- **Goal of the exercise**: Only the number is wanted: how many lines contain "Address"?

[Data records]
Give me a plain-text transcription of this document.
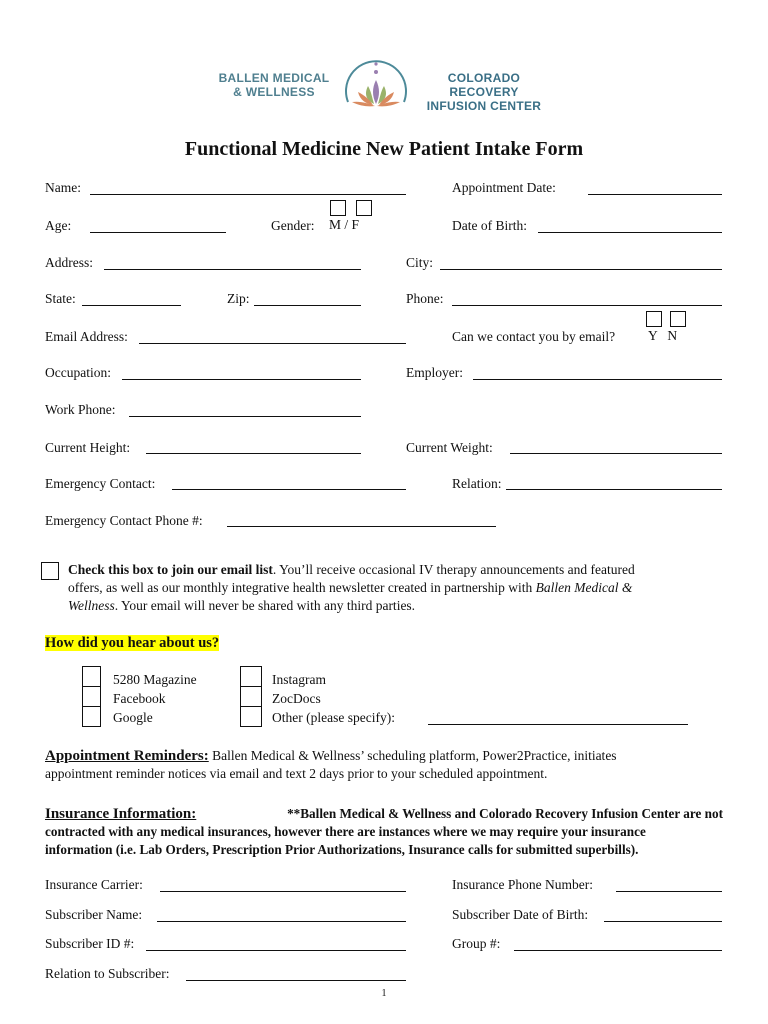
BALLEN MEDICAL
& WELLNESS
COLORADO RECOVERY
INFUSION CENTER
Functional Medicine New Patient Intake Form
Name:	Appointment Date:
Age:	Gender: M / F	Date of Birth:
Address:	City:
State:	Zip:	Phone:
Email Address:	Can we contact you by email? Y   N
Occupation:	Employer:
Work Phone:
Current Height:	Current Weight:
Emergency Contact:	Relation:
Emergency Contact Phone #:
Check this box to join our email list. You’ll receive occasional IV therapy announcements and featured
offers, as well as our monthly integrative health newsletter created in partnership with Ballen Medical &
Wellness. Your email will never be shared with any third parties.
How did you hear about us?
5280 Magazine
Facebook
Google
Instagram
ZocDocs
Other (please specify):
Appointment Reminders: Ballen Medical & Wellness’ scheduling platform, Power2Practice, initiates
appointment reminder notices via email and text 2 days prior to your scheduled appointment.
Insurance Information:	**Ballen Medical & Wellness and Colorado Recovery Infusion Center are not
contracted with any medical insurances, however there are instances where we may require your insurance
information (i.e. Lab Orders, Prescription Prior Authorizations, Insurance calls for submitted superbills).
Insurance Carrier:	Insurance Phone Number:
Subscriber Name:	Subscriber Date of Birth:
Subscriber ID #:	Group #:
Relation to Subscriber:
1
---
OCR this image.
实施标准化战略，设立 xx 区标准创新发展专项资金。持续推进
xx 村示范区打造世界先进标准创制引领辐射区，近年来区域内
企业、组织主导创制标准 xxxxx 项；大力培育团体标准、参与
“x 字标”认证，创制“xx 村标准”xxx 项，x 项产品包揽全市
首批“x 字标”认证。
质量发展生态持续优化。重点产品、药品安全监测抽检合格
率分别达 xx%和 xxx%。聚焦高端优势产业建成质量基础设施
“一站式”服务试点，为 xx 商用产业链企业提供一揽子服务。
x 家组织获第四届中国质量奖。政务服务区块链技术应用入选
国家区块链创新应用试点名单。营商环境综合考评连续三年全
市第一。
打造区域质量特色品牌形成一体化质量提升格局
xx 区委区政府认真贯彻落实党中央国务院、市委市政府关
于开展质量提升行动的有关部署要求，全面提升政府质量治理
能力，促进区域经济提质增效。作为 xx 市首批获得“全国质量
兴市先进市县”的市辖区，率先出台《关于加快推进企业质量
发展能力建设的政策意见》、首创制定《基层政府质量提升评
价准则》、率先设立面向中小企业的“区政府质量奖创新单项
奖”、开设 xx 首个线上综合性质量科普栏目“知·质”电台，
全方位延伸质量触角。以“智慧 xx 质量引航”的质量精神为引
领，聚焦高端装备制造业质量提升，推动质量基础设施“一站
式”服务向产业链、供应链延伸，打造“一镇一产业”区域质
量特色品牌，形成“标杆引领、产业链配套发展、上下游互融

- **Task output**: 2